- DO THIS
Pull every line of the entries that has the word "state".

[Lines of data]
-------

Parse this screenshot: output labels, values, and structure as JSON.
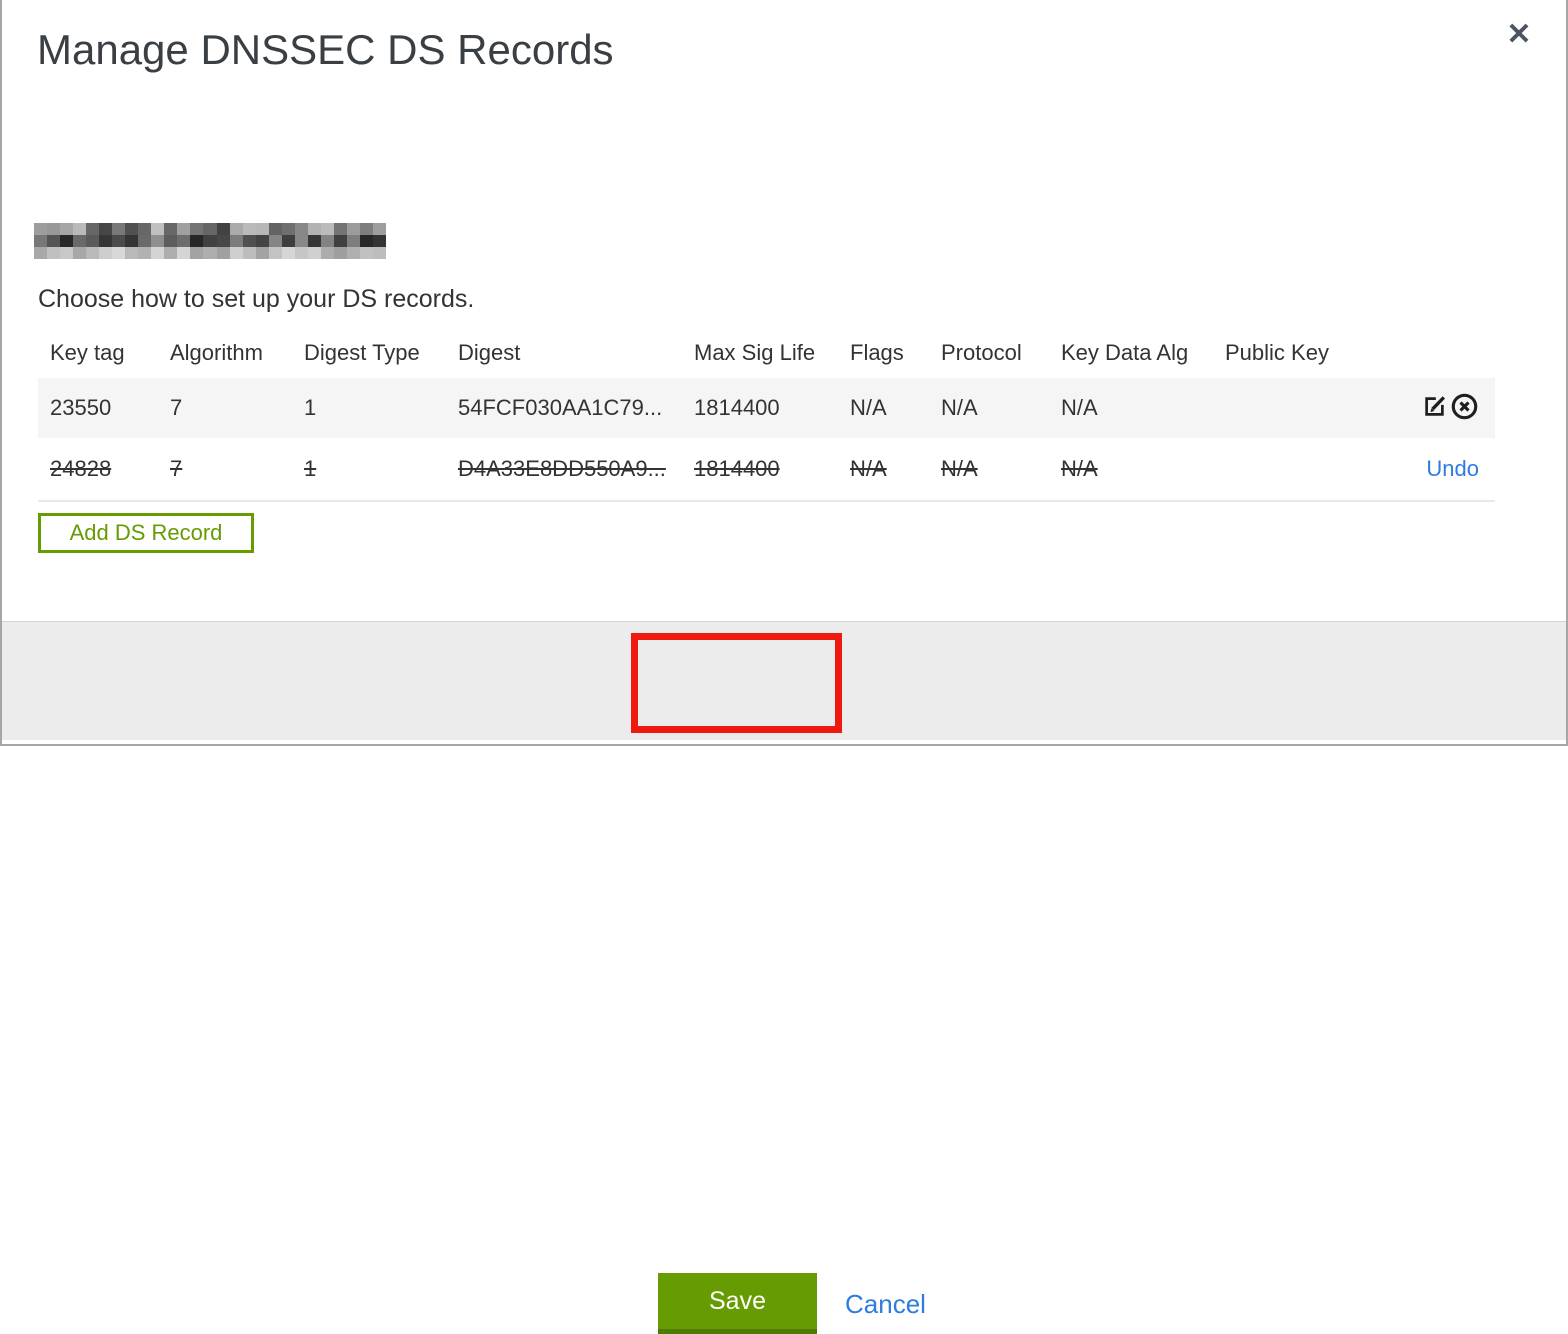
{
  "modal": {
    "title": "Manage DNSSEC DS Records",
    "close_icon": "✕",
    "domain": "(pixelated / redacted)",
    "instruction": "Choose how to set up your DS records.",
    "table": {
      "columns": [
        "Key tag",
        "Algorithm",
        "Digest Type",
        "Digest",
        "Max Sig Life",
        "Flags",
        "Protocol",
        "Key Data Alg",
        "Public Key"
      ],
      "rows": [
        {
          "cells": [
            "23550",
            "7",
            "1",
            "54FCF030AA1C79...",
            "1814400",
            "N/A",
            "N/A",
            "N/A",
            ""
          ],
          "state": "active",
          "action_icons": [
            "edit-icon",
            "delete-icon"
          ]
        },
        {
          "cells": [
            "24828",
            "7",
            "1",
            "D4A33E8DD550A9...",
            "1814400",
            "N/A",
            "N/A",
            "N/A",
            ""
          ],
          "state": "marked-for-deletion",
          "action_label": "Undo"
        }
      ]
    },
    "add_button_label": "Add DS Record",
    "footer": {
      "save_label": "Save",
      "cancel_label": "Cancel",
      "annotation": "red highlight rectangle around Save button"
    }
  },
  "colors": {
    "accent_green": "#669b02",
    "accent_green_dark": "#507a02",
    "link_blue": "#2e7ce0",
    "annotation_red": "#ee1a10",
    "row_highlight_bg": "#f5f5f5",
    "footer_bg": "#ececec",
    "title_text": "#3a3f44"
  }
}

-------

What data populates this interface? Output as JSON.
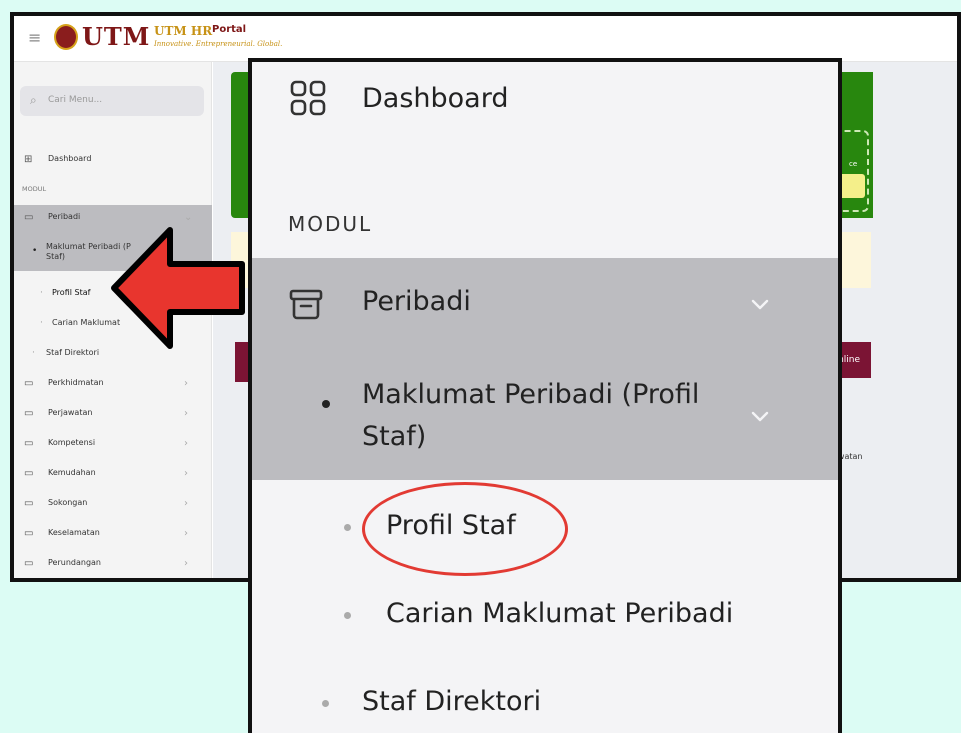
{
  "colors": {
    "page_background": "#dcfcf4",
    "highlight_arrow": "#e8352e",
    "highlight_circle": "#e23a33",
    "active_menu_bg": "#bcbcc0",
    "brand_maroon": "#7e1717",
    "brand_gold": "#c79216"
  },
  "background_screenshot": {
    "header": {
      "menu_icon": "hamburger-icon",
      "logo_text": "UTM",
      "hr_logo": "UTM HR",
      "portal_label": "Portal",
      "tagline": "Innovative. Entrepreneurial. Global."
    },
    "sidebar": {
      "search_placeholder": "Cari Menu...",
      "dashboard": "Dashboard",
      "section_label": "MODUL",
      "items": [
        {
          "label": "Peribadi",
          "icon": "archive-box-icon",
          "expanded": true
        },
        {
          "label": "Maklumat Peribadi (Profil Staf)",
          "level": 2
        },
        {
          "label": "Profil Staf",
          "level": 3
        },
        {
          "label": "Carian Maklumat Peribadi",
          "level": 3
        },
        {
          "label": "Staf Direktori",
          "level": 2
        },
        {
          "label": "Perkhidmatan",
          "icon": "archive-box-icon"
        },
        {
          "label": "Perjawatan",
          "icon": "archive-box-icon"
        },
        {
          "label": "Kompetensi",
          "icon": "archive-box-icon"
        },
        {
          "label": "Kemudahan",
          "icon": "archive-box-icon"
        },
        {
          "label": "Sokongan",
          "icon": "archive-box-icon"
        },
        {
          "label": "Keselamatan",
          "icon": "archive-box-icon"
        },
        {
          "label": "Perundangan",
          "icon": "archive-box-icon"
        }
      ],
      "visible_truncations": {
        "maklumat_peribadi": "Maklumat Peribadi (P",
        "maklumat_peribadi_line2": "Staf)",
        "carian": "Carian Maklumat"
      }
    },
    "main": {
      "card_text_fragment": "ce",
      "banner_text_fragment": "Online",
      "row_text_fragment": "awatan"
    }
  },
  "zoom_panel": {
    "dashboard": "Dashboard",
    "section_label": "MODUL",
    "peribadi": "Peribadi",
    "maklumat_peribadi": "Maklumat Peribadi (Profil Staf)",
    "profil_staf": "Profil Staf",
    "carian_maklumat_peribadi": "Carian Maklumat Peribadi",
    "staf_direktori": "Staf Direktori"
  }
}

-------

- ANSWER TO THIS TASK
          "state": "active",
          "state": "marked-for-deletion",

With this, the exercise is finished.